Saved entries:
──────────

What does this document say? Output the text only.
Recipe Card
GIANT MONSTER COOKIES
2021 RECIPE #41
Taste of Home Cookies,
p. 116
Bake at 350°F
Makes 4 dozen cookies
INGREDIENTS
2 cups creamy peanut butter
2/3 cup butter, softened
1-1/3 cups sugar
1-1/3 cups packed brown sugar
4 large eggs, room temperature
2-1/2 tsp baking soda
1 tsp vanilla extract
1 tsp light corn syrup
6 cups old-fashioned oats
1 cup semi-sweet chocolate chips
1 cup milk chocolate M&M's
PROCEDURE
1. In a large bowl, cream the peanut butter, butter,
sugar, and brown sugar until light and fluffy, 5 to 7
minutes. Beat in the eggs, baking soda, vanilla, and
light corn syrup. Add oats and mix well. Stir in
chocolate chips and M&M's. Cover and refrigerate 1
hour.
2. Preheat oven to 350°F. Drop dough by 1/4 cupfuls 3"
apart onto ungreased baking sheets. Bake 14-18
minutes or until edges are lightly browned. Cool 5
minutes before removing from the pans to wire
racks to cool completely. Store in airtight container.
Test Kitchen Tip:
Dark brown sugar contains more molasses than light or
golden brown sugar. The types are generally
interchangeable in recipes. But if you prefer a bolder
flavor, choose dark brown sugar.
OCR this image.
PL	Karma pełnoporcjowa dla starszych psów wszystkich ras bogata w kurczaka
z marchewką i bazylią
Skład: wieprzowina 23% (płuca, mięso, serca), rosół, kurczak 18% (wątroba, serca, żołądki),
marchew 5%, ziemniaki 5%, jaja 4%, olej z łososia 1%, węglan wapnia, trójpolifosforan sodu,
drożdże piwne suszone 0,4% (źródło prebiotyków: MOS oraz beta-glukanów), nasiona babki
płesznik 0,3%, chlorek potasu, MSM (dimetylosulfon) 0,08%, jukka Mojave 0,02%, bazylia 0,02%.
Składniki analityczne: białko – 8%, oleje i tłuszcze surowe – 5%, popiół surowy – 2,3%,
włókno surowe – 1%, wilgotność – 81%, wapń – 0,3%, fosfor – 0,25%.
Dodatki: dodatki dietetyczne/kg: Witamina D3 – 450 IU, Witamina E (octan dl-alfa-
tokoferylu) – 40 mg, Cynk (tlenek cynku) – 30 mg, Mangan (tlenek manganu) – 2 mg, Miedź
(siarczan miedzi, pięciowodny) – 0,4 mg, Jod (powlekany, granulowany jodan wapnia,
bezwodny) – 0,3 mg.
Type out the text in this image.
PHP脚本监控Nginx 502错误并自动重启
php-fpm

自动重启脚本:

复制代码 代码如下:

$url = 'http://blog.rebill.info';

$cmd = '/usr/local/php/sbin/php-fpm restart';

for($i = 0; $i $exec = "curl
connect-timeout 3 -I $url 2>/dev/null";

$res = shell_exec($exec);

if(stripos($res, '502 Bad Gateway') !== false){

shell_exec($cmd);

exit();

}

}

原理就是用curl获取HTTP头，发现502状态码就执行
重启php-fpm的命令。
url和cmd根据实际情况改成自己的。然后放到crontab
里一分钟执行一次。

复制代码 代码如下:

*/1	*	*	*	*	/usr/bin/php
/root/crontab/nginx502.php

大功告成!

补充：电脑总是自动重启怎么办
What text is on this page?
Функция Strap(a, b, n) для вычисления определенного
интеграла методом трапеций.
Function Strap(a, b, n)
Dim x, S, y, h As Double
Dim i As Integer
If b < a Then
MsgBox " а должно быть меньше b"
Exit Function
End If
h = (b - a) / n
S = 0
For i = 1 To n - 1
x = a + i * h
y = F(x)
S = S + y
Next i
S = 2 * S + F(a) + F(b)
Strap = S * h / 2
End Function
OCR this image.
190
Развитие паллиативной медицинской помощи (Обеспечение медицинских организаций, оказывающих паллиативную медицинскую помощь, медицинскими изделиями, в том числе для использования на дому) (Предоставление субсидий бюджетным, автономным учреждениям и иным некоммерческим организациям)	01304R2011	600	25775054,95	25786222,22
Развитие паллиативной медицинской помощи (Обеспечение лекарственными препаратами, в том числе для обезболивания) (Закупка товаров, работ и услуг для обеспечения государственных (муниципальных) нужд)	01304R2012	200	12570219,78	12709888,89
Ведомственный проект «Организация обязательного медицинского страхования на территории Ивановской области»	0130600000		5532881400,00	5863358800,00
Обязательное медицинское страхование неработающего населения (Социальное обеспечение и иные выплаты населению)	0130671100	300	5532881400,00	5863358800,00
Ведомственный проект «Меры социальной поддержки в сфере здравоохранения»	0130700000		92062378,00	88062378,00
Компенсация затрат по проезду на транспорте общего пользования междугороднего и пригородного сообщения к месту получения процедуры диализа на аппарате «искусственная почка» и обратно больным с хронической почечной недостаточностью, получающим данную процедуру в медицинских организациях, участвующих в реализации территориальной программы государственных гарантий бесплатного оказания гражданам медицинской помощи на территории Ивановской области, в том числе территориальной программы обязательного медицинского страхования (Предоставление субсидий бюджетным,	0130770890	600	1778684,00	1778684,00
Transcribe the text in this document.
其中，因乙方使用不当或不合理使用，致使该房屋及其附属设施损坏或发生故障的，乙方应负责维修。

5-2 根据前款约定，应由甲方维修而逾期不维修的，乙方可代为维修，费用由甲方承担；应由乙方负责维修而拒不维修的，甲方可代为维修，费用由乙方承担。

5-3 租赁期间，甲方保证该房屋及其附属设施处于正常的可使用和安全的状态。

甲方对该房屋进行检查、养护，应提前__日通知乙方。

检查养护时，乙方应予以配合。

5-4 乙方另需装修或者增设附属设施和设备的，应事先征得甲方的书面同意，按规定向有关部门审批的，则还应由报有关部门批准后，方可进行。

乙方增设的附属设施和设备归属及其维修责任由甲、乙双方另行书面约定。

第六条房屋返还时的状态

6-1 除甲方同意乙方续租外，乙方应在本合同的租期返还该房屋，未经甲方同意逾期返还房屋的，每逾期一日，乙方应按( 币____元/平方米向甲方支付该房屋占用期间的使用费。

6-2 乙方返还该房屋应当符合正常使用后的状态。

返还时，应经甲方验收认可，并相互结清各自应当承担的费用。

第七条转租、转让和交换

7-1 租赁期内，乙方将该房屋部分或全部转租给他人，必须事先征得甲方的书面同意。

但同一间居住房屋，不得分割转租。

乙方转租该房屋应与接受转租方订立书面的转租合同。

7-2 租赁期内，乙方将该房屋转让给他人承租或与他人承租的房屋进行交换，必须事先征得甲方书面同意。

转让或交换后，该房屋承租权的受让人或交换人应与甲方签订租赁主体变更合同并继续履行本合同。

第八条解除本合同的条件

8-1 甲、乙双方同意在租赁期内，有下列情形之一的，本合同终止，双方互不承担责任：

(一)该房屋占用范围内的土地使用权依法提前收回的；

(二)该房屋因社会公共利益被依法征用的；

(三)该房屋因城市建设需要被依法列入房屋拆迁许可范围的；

──────────

## What you will do
Pick out all the lines with the word "minutes" in them and copy them.

## Response below
minutes. Beat in the eggs, baking soda, vanilla, and
minutes or until edges are lightly browned. Cool 5
minutes before removing from the pans to wire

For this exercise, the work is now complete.